→ **THE EXERCISE**:
State how many lines of the records contain the string "Global", and give no other information.
* Begin RECORD SET *
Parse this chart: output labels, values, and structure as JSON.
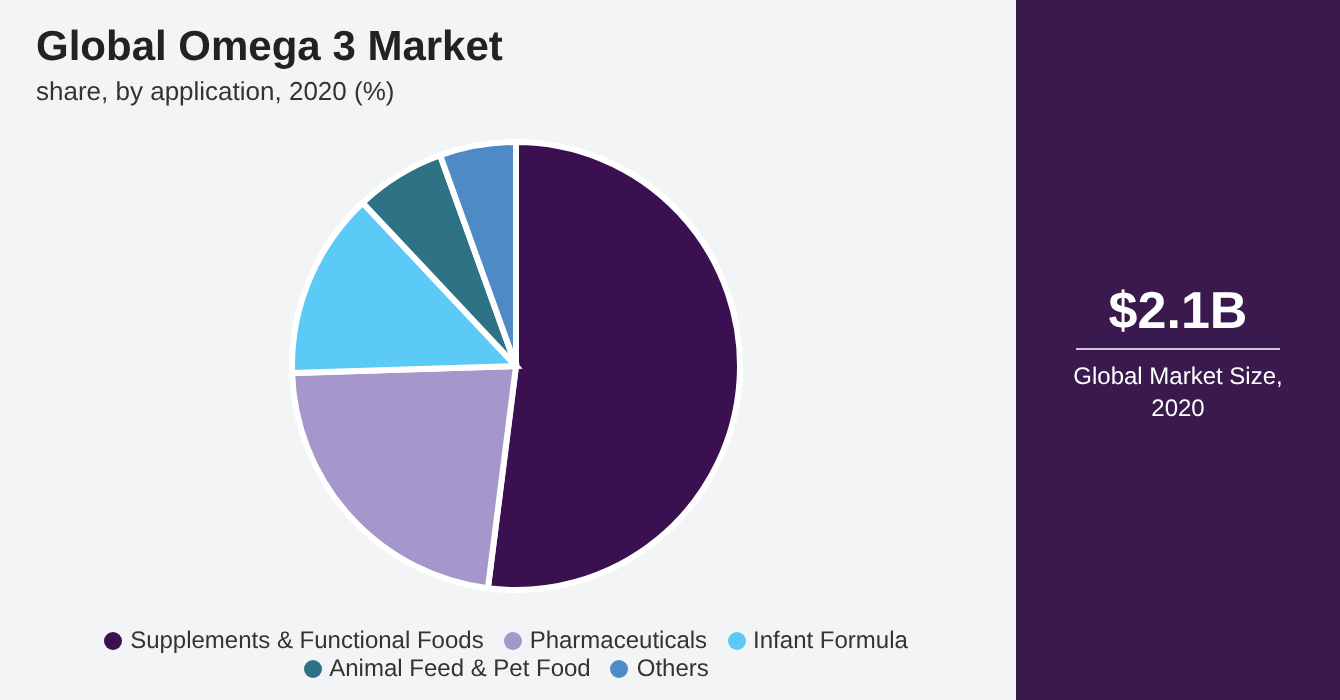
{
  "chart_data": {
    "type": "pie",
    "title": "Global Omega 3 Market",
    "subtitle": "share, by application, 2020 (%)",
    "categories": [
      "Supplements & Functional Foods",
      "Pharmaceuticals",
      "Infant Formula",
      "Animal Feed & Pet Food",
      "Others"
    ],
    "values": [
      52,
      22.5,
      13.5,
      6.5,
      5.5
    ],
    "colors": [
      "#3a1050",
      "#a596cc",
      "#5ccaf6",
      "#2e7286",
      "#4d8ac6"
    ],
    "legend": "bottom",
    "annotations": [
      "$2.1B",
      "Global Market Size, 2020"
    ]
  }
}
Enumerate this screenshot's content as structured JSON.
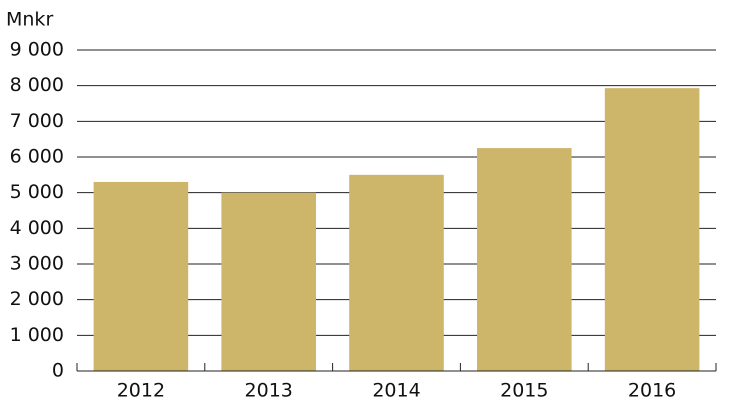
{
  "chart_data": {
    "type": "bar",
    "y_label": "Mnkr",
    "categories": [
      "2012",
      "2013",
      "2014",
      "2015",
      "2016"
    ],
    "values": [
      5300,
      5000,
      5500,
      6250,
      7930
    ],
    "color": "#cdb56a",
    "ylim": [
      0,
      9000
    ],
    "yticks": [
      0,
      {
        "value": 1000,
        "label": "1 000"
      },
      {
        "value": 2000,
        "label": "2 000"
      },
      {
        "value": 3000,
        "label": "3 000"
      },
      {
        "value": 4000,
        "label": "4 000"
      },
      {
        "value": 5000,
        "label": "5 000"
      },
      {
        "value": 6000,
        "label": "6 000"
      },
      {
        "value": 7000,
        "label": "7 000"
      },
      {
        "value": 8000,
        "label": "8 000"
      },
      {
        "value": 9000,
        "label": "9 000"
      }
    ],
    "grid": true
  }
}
* End RECORD SET *
→ **EXERCISE RESULT**:
2